Input material -

Start

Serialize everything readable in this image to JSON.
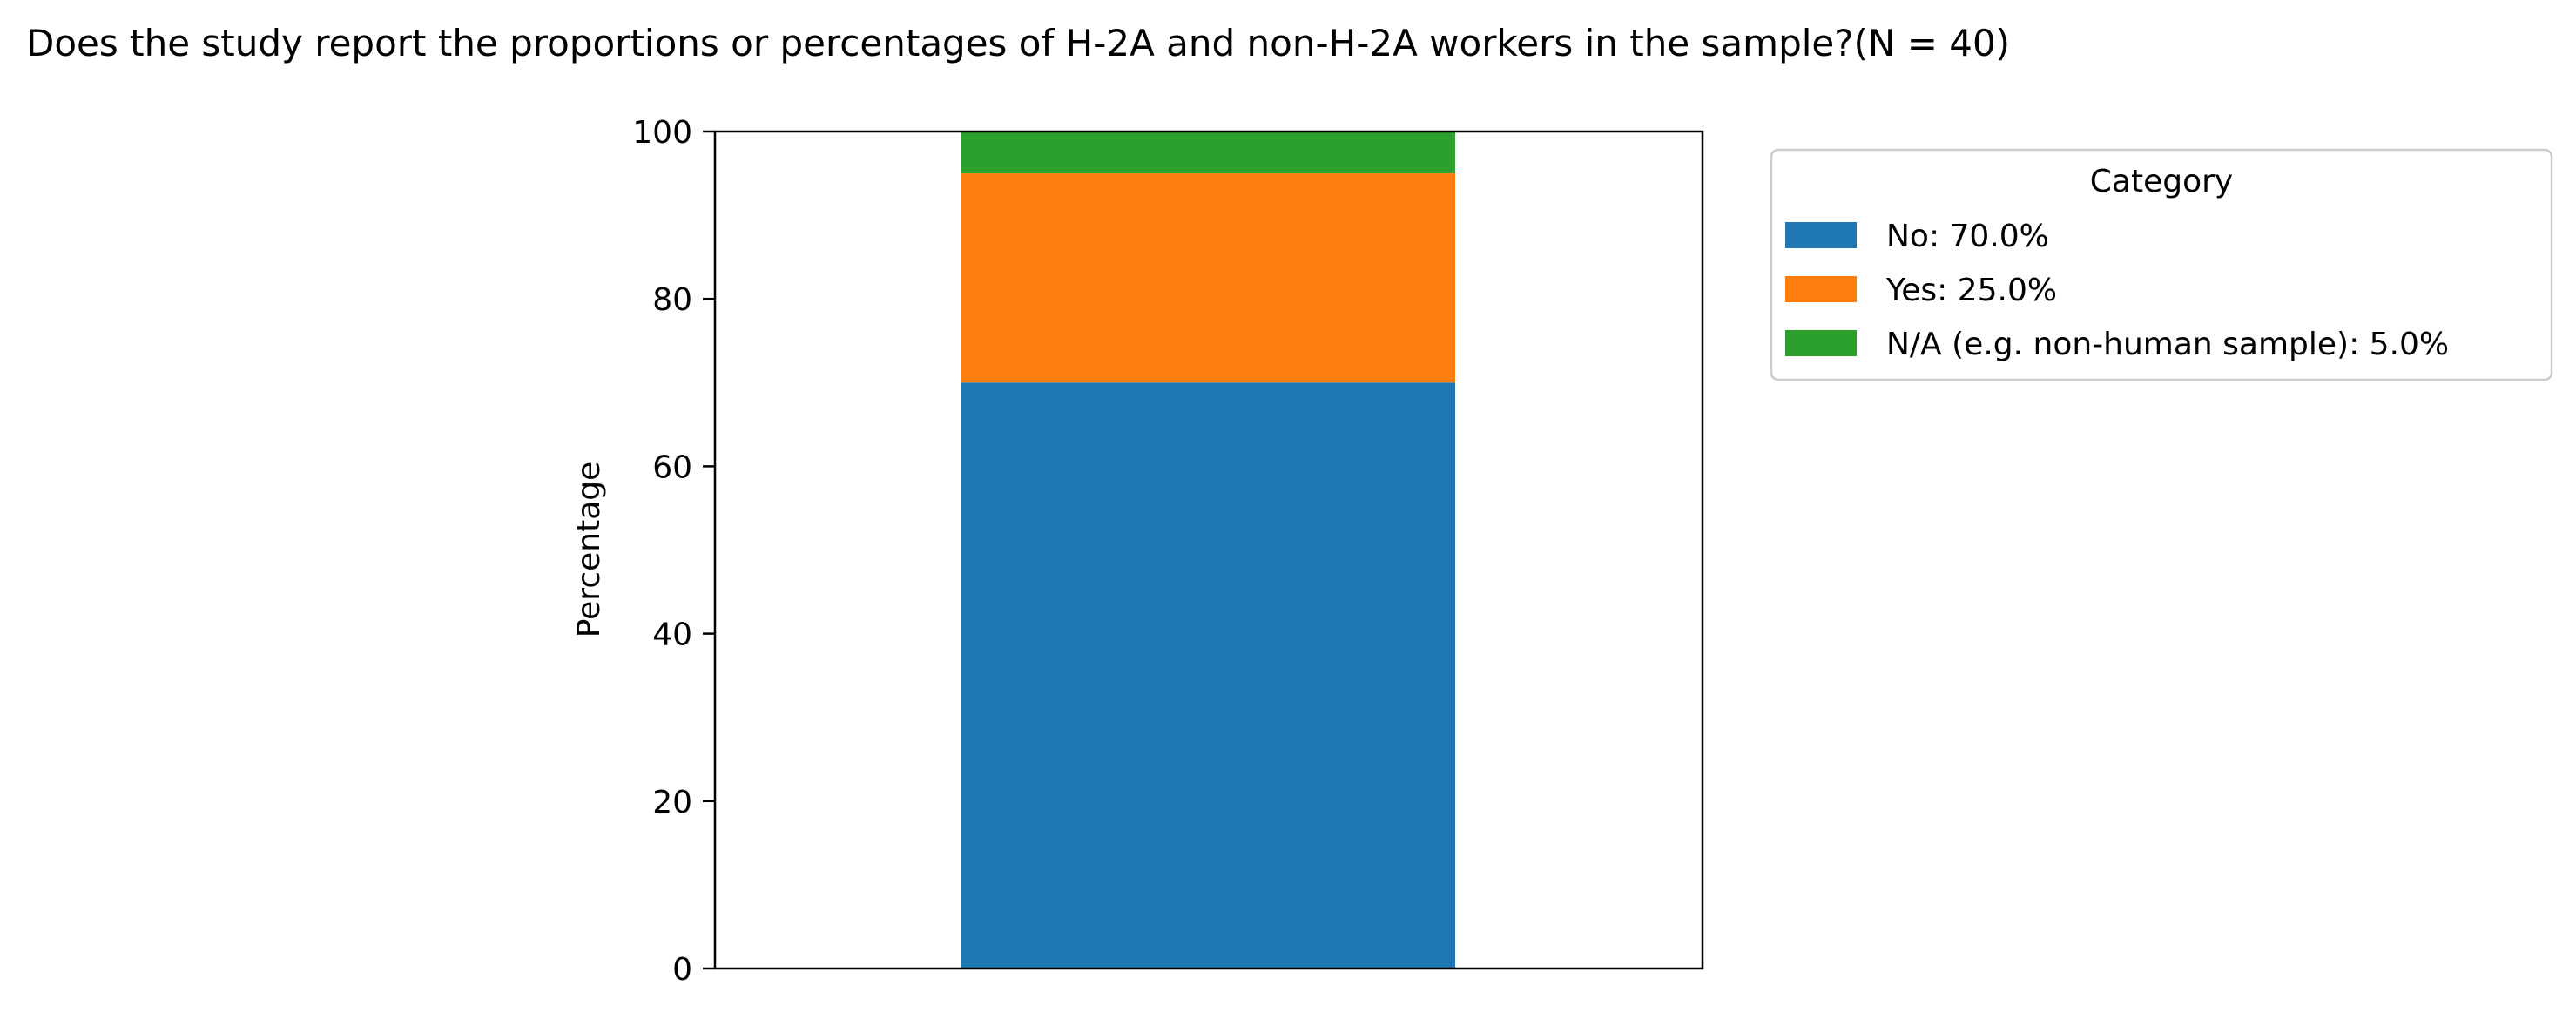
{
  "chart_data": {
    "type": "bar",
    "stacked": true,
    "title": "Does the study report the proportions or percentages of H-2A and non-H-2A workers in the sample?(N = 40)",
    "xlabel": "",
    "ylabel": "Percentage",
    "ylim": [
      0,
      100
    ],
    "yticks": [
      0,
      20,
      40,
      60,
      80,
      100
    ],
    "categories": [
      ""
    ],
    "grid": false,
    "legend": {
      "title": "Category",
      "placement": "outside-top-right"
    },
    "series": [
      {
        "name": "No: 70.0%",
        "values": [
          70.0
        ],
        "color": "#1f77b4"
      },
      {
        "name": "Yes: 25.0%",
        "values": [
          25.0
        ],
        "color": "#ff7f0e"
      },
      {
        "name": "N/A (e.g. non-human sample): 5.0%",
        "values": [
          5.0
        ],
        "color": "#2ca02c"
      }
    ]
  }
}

End

Output all of the data exactly as it stands, minus any images.

Serialize everything readable in this image to JSON.
{
  "chart_data": {
    "type": "bar",
    "stacked": true,
    "title": "Does the study report the proportions or percentages of H-2A and non-H-2A workers in the sample?(N = 40)",
    "xlabel": "",
    "ylabel": "Percentage",
    "ylim": [
      0,
      100
    ],
    "yticks": [
      0,
      20,
      40,
      60,
      80,
      100
    ],
    "categories": [
      ""
    ],
    "grid": false,
    "legend": {
      "title": "Category",
      "placement": "outside-top-right"
    },
    "series": [
      {
        "name": "No: 70.0%",
        "values": [
          70.0
        ],
        "color": "#1f77b4"
      },
      {
        "name": "Yes: 25.0%",
        "values": [
          25.0
        ],
        "color": "#ff7f0e"
      },
      {
        "name": "N/A (e.g. non-human sample): 5.0%",
        "values": [
          5.0
        ],
        "color": "#2ca02c"
      }
    ]
  }
}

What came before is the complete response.